Task to complete = Reproduce the records below exactly as given.

——

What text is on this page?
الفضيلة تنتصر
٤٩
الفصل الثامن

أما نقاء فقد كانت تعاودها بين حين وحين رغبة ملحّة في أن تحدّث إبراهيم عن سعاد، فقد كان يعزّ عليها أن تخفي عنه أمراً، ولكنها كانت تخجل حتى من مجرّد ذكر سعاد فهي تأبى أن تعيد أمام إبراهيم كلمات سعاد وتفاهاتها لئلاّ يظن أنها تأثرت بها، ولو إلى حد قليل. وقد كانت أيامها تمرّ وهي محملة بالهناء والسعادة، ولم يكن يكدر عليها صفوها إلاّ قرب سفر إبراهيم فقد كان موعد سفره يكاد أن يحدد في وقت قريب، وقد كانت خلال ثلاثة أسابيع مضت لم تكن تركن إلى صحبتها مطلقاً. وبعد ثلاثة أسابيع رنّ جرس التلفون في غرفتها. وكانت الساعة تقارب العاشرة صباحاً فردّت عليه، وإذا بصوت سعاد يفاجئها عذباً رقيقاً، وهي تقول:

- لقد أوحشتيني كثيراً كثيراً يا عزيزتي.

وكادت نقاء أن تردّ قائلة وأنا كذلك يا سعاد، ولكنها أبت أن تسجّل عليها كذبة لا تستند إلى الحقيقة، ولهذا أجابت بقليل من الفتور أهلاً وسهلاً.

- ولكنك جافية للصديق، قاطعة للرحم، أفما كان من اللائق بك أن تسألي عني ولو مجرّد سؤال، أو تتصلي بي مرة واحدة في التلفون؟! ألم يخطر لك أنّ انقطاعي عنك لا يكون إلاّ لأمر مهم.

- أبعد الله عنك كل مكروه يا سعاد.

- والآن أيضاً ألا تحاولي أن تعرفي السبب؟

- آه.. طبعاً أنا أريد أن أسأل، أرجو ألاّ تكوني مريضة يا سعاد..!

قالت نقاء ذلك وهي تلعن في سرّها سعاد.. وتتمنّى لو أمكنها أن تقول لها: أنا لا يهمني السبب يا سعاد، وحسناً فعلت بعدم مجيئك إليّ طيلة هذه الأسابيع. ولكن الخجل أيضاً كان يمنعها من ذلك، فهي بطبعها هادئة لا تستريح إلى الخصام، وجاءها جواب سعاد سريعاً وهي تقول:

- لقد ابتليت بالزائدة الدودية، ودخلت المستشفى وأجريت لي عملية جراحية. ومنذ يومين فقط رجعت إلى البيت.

——

Correct answer =
What text is on this page?
الفضيلة تنتصر
٤٩
الفصل الثامن

أما نقاء فقد كانت تعاودها بين حين وحين رغبة ملحّة في أن تحدّث إبراهيم عن سعاد، فقد كان يعزّ عليها أن تخفي عنه أمراً، ولكنها كانت تخجل حتى من مجرّد ذكر سعاد فهي تأبى أن تعيد أمام إبراهيم كلمات سعاد وتفاهاتها لئلاّ يظن أنها تأثرت بها، ولو إلى حد قليل. وقد كانت أيامها تمرّ وهي محملة بالهناء والسعادة، ولم يكن يكدر عليها صفوها إلاّ قرب سفر إبراهيم فقد كان موعد سفره يكاد أن يحدد في وقت قريب، وقد كانت خلال ثلاثة أسابيع مضت لم تكن تركن إلى صحبتها مطلقاً. وبعد ثلاثة أسابيع رنّ جرس التلفون في غرفتها. وكانت الساعة تقارب العاشرة صباحاً فردّت عليه، وإذا بصوت سعاد يفاجئها عذباً رقيقاً، وهي تقول:

- لقد أوحشتيني كثيراً كثيراً يا عزيزتي.

وكادت نقاء أن تردّ قائلة وأنا كذلك يا سعاد، ولكنها أبت أن تسجّل عليها كذبة لا تستند إلى الحقيقة، ولهذا أجابت بقليل من الفتور أهلاً وسهلاً.

- ولكنك جافية للصديق، قاطعة للرحم، أفما كان من اللائق بك أن تسألي عني ولو مجرّد سؤال، أو تتصلي بي مرة واحدة في التلفون؟! ألم يخطر لك أنّ انقطاعي عنك لا يكون إلاّ لأمر مهم.

- أبعد الله عنك كل مكروه يا سعاد.

- والآن أيضاً ألا تحاولي أن تعرفي السبب؟

- آه.. طبعاً أنا أريد أن أسأل، أرجو ألاّ تكوني مريضة يا سعاد..!

قالت نقاء ذلك وهي تلعن في سرّها سعاد.. وتتمنّى لو أمكنها أن تقول لها: أنا لا يهمني السبب يا سعاد، وحسناً فعلت بعدم مجيئك إليّ طيلة هذه الأسابيع. ولكن الخجل أيضاً كان يمنعها من ذلك، فهي بطبعها هادئة لا تستريح إلى الخصام، وجاءها جواب سعاد سريعاً وهي تقول:

- لقد ابتليت بالزائدة الدودية، ودخلت المستشفى وأجريت لي عملية جراحية. ومنذ يومين فقط رجعت إلى البيت.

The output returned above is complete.